Your task is to transcribe all of the data below exactly, omitting the images.

----- MATERIAL SHOWN

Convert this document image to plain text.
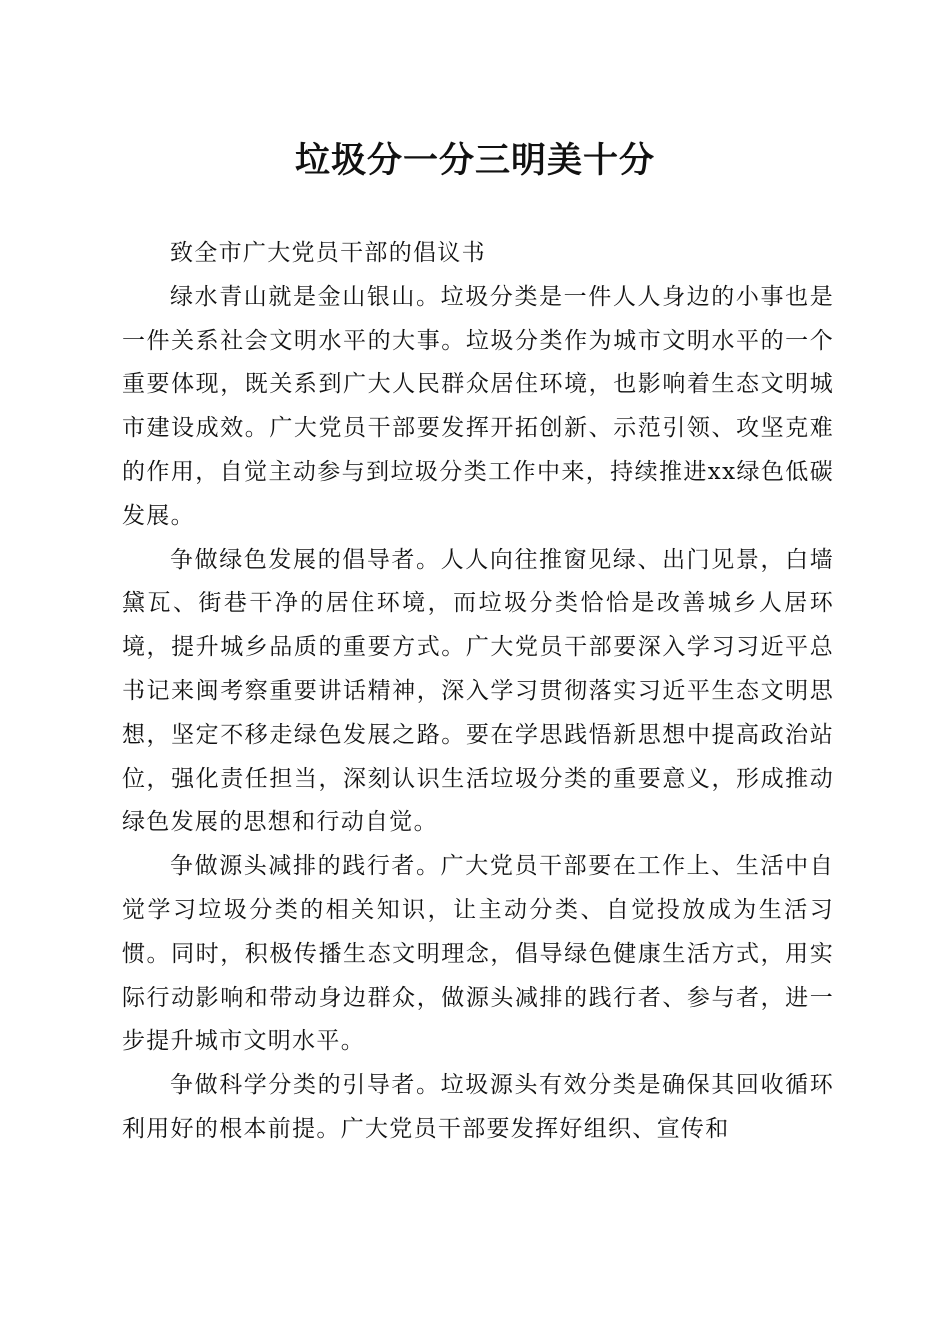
垃圾分一分三明美十分

致全市广大党员干部的倡议书

绿水青山就是金山银山。垃圾分类是一件人人身边的小事也是一件关系社会文明水平的大事。垃圾分类作为城市文明水平的一个重要体现，既关系到广大人民群众居住环境，也影响着生态文明城市建设成效。广大党员干部要发挥开拓创新、示范引领、攻坚克难的作用，自觉主动参与到垃圾分类工作中来，持续推进xx绿色低碳发展。

争做绿色发展的倡导者。人人向往推窗见绿、出门见景，白墙黛瓦、街巷干净的居住环境，而垃圾分类恰恰是改善城乡人居环境，提升城乡品质的重要方式。广大党员干部要深入学习习近平总书记来闽考察重要讲话精神，深入学习贯彻落实习近平生态文明思想，坚定不移走绿色发展之路。要在学思践悟新思想中提高政治站位，强化责任担当，深刻认识生活垃圾分类的重要意义，形成推动绿色发展的思想和行动自觉。

争做源头减排的践行者。广大党员干部要在工作上、生活中自觉学习垃圾分类的相关知识，让主动分类、自觉投放成为生活习惯。同时，积极传播生态文明理念，倡导绿色健康生活方式，用实际行动影响和带动身边群众，做源头减排的践行者、参与者，进一步提升城市文明水平。

争做科学分类的引导者。垃圾源头有效分类是确保其回收循环利用好的根本前提。广大党员干部要发挥好组织、宣传和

----------

◆ OUTPUT:
Convert this document image to plain text.
垃圾分一分三明美十分

致全市广大党员干部的倡议书

绿水青山就是金山银山。垃圾分类是一件人人身边的小事也是一件关系社会文明水平的大事。垃圾分类作为城市文明水平的一个重要体现，既关系到广大人民群众居住环境，也影响着生态文明城市建设成效。广大党员干部要发挥开拓创新、示范引领、攻坚克难的作用，自觉主动参与到垃圾分类工作中来，持续推进xx绿色低碳发展。

争做绿色发展的倡导者。人人向往推窗见绿、出门见景，白墙黛瓦、街巷干净的居住环境，而垃圾分类恰恰是改善城乡人居环境，提升城乡品质的重要方式。广大党员干部要深入学习习近平总书记来闽考察重要讲话精神，深入学习贯彻落实习近平生态文明思想，坚定不移走绿色发展之路。要在学思践悟新思想中提高政治站位，强化责任担当，深刻认识生活垃圾分类的重要意义，形成推动绿色发展的思想和行动自觉。

争做源头减排的践行者。广大党员干部要在工作上、生活中自觉学习垃圾分类的相关知识，让主动分类、自觉投放成为生活习惯。同时，积极传播生态文明理念，倡导绿色健康生活方式，用实际行动影响和带动身边群众，做源头减排的践行者、参与者，进一步提升城市文明水平。

争做科学分类的引导者。垃圾源头有效分类是确保其回收循环利用好的根本前提。广大党员干部要发挥好组织、宣传和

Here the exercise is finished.